**Exercise aim:** In the entries, find all lines that hold the word "image" and copy them.

**Information shown:**

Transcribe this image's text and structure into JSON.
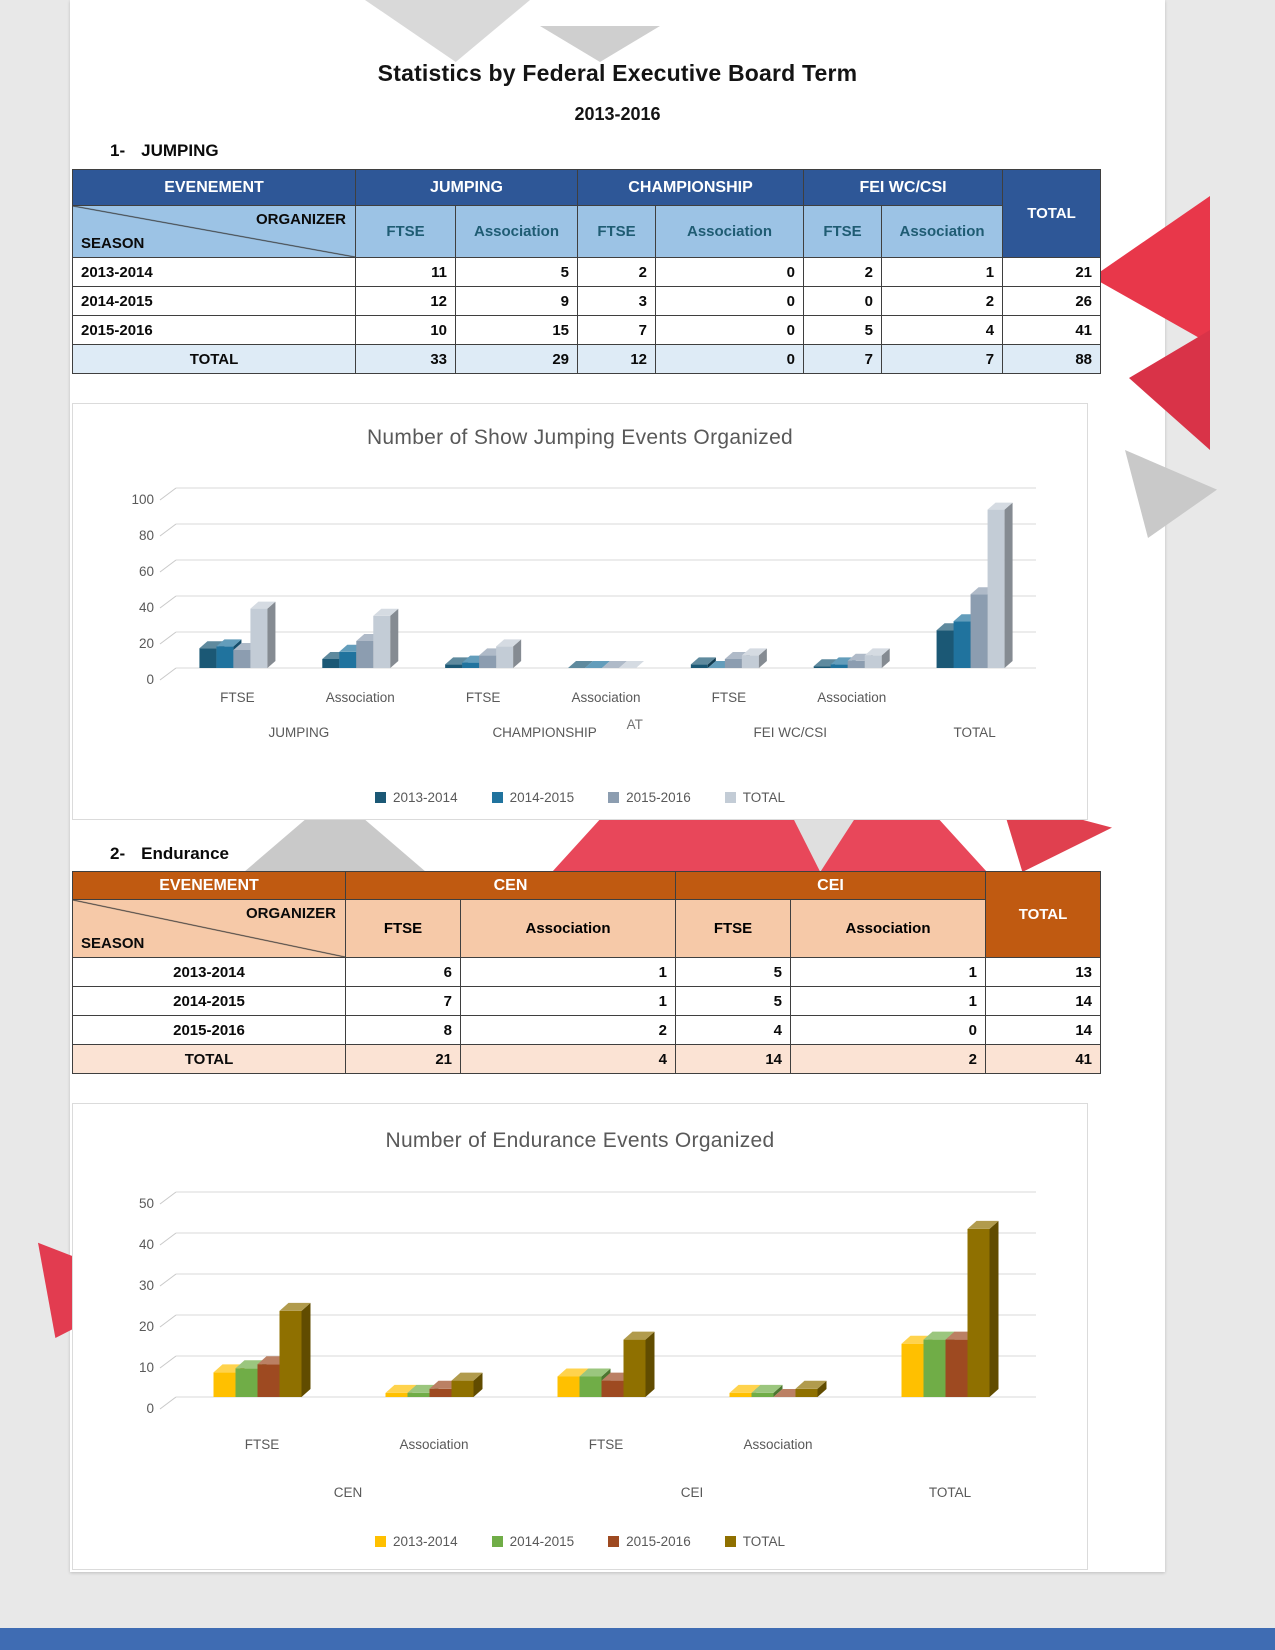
{
  "page": {
    "title": "Statistics by Federal Executive Board Term",
    "subtitle": "2013-2016",
    "footer_color": "#3F6CB3",
    "accent_red": "#E8475A",
    "accent_gray": "#CFCFCF"
  },
  "sections": [
    {
      "heading_number": "1-",
      "heading_label": "JUMPING",
      "table": {
        "corner_top": "EVENEMENT",
        "corner_right": "ORGANIZER",
        "corner_left": "SEASON",
        "groups": [
          {
            "label": "JUMPING"
          },
          {
            "label": "CHAMPIONSHIP"
          },
          {
            "label": "FEI WC/CSI"
          }
        ],
        "sub_headers": [
          "FTSE",
          "Association",
          "FTSE",
          "Association",
          "FTSE",
          "Association"
        ],
        "total_header": "TOTAL",
        "rows": [
          {
            "season": "2013-2014",
            "values": [
              11,
              5,
              2,
              0,
              2,
              1
            ],
            "total": 21
          },
          {
            "season": "2014-2015",
            "values": [
              12,
              9,
              3,
              0,
              0,
              2
            ],
            "total": 26
          },
          {
            "season": "2015-2016",
            "values": [
              10,
              15,
              7,
              0,
              5,
              4
            ],
            "total": 41
          }
        ],
        "total_row": {
          "label": "TOTAL",
          "values": [
            33,
            29,
            12,
            0,
            7,
            7
          ],
          "total": 88
        },
        "colors": {
          "header_bg": "#2E5797",
          "header_text": "#FFFFFF",
          "subheader_bg": "#9CC3E5",
          "subheader_text": "#1F5C73",
          "total_row_bg": "#DEEBF6",
          "row_bg": "#FFFFFF"
        }
      }
    },
    {
      "heading_number": "2-",
      "heading_label": "Endurance",
      "table": {
        "corner_top": "EVENEMENT",
        "corner_right": "ORGANIZER",
        "corner_left": "SEASON",
        "groups": [
          {
            "label": "CEN"
          },
          {
            "label": "CEI"
          }
        ],
        "sub_headers": [
          "FTSE",
          "Association",
          "FTSE",
          "Association"
        ],
        "total_header": "TOTAL",
        "rows": [
          {
            "season": "2013-2014",
            "values": [
              6,
              1,
              5,
              1
            ],
            "total": 13
          },
          {
            "season": "2014-2015",
            "values": [
              7,
              1,
              5,
              1
            ],
            "total": 14
          },
          {
            "season": "2015-2016",
            "values": [
              8,
              2,
              4,
              0
            ],
            "total": 14
          }
        ],
        "total_row": {
          "label": "TOTAL",
          "values": [
            21,
            4,
            14,
            2
          ],
          "total": 41
        },
        "colors": {
          "header_bg": "#C05A11",
          "header_text": "#FFFFFF",
          "subheader_bg": "#F6C9A8",
          "subheader_text": "#000000",
          "total_row_bg": "#FBE3D4",
          "row_bg": "#FFFFFF"
        }
      }
    }
  ],
  "chart_data": [
    {
      "type": "bar",
      "style": "3d-clustered",
      "title": "Number of Show Jumping Events Organized",
      "categories": [
        "FTSE",
        "Association",
        "FTSE",
        "Association",
        "FTSE",
        "Association",
        ""
      ],
      "category_groups": [
        {
          "label": "JUMPING",
          "span": [
            0,
            1
          ]
        },
        {
          "label": "CHAMPIONSHIP",
          "span": [
            2,
            3
          ]
        },
        {
          "label": "FEI WC/CSI",
          "span": [
            4,
            5
          ]
        },
        {
          "label": "TOTAL",
          "span": [
            6,
            6
          ]
        }
      ],
      "stray_label": "AT",
      "series": [
        {
          "name": "2013-2014",
          "color": "#1B5875",
          "values": [
            11,
            5,
            2,
            0,
            2,
            1,
            21
          ]
        },
        {
          "name": "2014-2015",
          "color": "#20739E",
          "values": [
            12,
            9,
            3,
            0,
            0,
            2,
            26
          ]
        },
        {
          "name": "2015-2016",
          "color": "#8C9DB0",
          "values": [
            10,
            15,
            7,
            0,
            5,
            4,
            41
          ]
        },
        {
          "name": "TOTAL",
          "color": "#C3CCD6",
          "values": [
            33,
            29,
            12,
            0,
            7,
            7,
            88
          ]
        }
      ],
      "ylim": [
        0,
        100
      ],
      "ytick_step": 20,
      "grid": true,
      "legend_position": "bottom"
    },
    {
      "type": "bar",
      "style": "3d-clustered",
      "title": "Number of Endurance Events Organized",
      "categories": [
        "FTSE",
        "Association",
        "FTSE",
        "Association",
        ""
      ],
      "category_groups": [
        {
          "label": "CEN",
          "span": [
            0,
            1
          ]
        },
        {
          "label": "CEI",
          "span": [
            2,
            3
          ]
        },
        {
          "label": "TOTAL",
          "span": [
            4,
            4
          ]
        }
      ],
      "series": [
        {
          "name": "2013-2014",
          "color": "#FFC000",
          "values": [
            6,
            1,
            5,
            1,
            13
          ]
        },
        {
          "name": "2014-2015",
          "color": "#70AD47",
          "values": [
            7,
            1,
            5,
            1,
            14
          ]
        },
        {
          "name": "2015-2016",
          "color": "#9E4A21",
          "values": [
            8,
            2,
            4,
            0,
            14
          ]
        },
        {
          "name": "TOTAL",
          "color": "#8F7000",
          "values": [
            21,
            4,
            14,
            2,
            41
          ]
        }
      ],
      "ylim": [
        0,
        50
      ],
      "ytick_step": 10,
      "grid": true,
      "legend_position": "bottom"
    }
  ]
}
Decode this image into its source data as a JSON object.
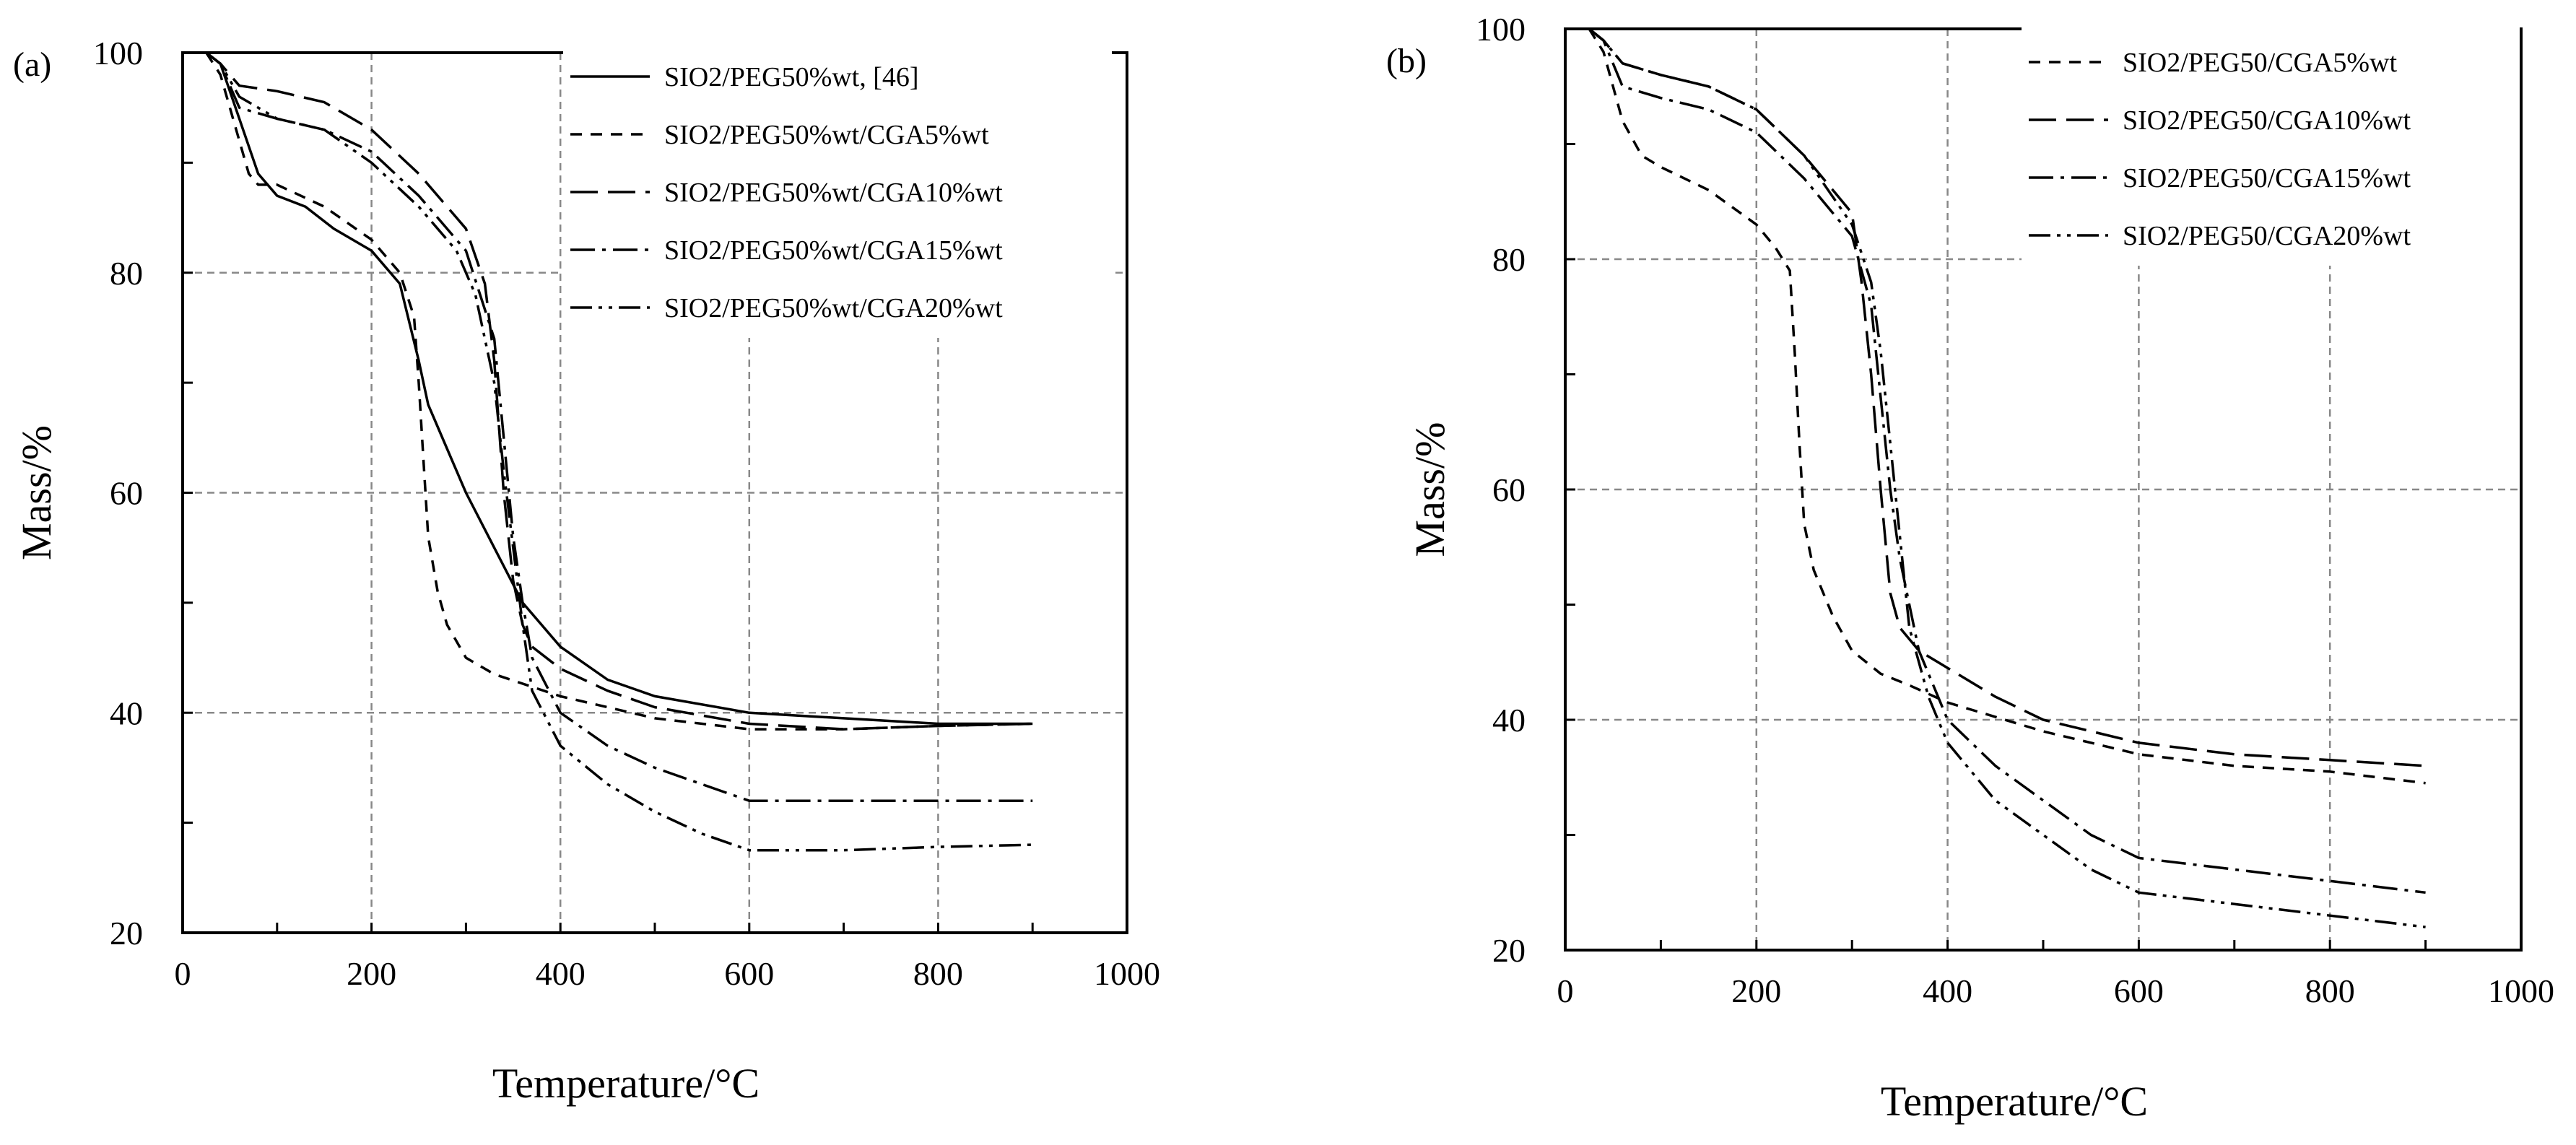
{
  "chart_data": [
    {
      "panel": "(a)",
      "type": "line",
      "xlabel": "Temperature/°C",
      "ylabel": "Mass/%",
      "xlim": [
        0,
        1000
      ],
      "ylim": [
        20,
        100
      ],
      "xticks": [
        0,
        200,
        400,
        600,
        800,
        1000
      ],
      "yticks": [
        20,
        40,
        60,
        80,
        100
      ],
      "grid": true,
      "legend_position": "top-right",
      "series": [
        {
          "name": "SIO2/PEG50%wt, [46]",
          "style": "solid",
          "x": [
            25,
            40,
            60,
            80,
            100,
            130,
            160,
            200,
            230,
            250,
            260,
            280,
            300,
            330,
            360,
            400,
            450,
            500,
            600,
            700,
            800,
            900
          ],
          "y": [
            100,
            99,
            94,
            89,
            87,
            86,
            84,
            82,
            79,
            72,
            68,
            64,
            60,
            55,
            50,
            46,
            43,
            41.5,
            40,
            39.5,
            39,
            39
          ]
        },
        {
          "name": "SIO2/PEG50%wt/CGA5%wt",
          "style": "dashed",
          "x": [
            25,
            40,
            60,
            70,
            80,
            100,
            150,
            200,
            230,
            245,
            250,
            255,
            260,
            270,
            280,
            300,
            330,
            400,
            500,
            600,
            700,
            800,
            900
          ],
          "y": [
            100,
            98,
            92,
            89,
            88,
            88,
            86,
            83,
            80,
            76,
            70,
            63,
            56,
            51,
            48,
            45,
            43.5,
            41.5,
            39.5,
            38.5,
            38.5,
            38.8,
            39
          ]
        },
        {
          "name": "SIO2/PEG50%wt/CGA10%wt",
          "style": "long-dash",
          "x": [
            25,
            40,
            60,
            100,
            150,
            200,
            250,
            300,
            320,
            330,
            340,
            350,
            360,
            370,
            400,
            450,
            500,
            600,
            700,
            800,
            900
          ],
          "y": [
            100,
            99,
            97,
            96.5,
            95.5,
            93,
            89,
            84,
            79,
            72,
            60,
            52,
            48,
            46,
            44,
            42,
            40.5,
            39,
            38.5,
            38.8,
            39
          ]
        },
        {
          "name": "SIO2/PEG50%wt/CGA15%wt",
          "style": "dash-dot",
          "x": [
            25,
            40,
            60,
            100,
            150,
            200,
            250,
            300,
            330,
            340,
            350,
            360,
            370,
            400,
            450,
            500,
            550,
            600,
            650,
            700,
            800,
            900
          ],
          "y": [
            100,
            99,
            95,
            94,
            93,
            91,
            87,
            82,
            74,
            65,
            56,
            50,
            45,
            40,
            37,
            35,
            33.5,
            32,
            32,
            32,
            32,
            32
          ]
        },
        {
          "name": "SIO2/PEG50%wt/CGA20%wt",
          "style": "dash-dot-dot",
          "x": [
            25,
            40,
            60,
            100,
            150,
            200,
            250,
            290,
            310,
            330,
            340,
            350,
            360,
            370,
            400,
            450,
            500,
            550,
            600,
            700,
            800,
            900
          ],
          "y": [
            100,
            99,
            96,
            94,
            93,
            90,
            86,
            82,
            78,
            70,
            62,
            55,
            48,
            42,
            37,
            33.5,
            31,
            29,
            27.5,
            27.5,
            27.8,
            28
          ]
        }
      ]
    },
    {
      "panel": "(b)",
      "type": "line",
      "xlabel": "Temperature/°C",
      "ylabel": "Mass/%",
      "xlim": [
        0,
        1000
      ],
      "ylim": [
        20,
        100
      ],
      "xticks": [
        0,
        200,
        400,
        600,
        800,
        1000
      ],
      "yticks": [
        20,
        40,
        60,
        80,
        100
      ],
      "grid": true,
      "legend_position": "top-right",
      "series": [
        {
          "name": "SIO2/PEG50/CGA5%wt",
          "style": "dashed",
          "x": [
            25,
            40,
            60,
            80,
            100,
            150,
            200,
            220,
            235,
            240,
            245,
            250,
            260,
            280,
            300,
            330,
            360,
            400,
            500,
            600,
            700,
            800,
            900
          ],
          "y": [
            100,
            98,
            92,
            89,
            88,
            86,
            83,
            81,
            79,
            72,
            64,
            57,
            53,
            49,
            46,
            44,
            43,
            41.5,
            39,
            37,
            36,
            35.5,
            34.5
          ]
        },
        {
          "name": "SIO2/PEG50/CGA10%wt",
          "style": "long-dash",
          "x": [
            25,
            40,
            60,
            100,
            150,
            200,
            250,
            300,
            310,
            320,
            330,
            340,
            350,
            370,
            400,
            450,
            500,
            600,
            700,
            800,
            900
          ],
          "y": [
            100,
            99,
            97,
            96,
            95,
            93,
            89,
            84,
            78,
            70,
            60,
            51,
            48,
            46,
            44.5,
            42,
            40,
            38,
            37,
            36.5,
            36
          ]
        },
        {
          "name": "SIO2/PEG50/CGA15%wt",
          "style": "dash-dot",
          "x": [
            25,
            40,
            60,
            100,
            150,
            200,
            250,
            300,
            320,
            330,
            340,
            350,
            360,
            370,
            390,
            400,
            450,
            500,
            550,
            600,
            700,
            800,
            900
          ],
          "y": [
            100,
            99,
            95,
            94,
            93,
            91,
            87,
            82,
            76,
            68,
            60,
            54,
            50,
            46,
            42,
            40,
            36,
            33,
            30,
            28,
            27,
            26,
            25
          ]
        },
        {
          "name": "SIO2/PEG50/CGA20%wt",
          "style": "dash-dot-dot",
          "x": [
            25,
            40,
            60,
            100,
            150,
            200,
            250,
            300,
            320,
            330,
            340,
            350,
            360,
            380,
            400,
            450,
            500,
            550,
            600,
            700,
            800,
            900
          ],
          "y": [
            100,
            99,
            97,
            96,
            95,
            93,
            89,
            83,
            78,
            72,
            64,
            56,
            48,
            42,
            38,
            33,
            30,
            27,
            25,
            24,
            23,
            22
          ]
        }
      ]
    }
  ]
}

**Answer in full:**
Transcribe this image's text and structure into JSON.
Decode this image into its source data as a JSON object.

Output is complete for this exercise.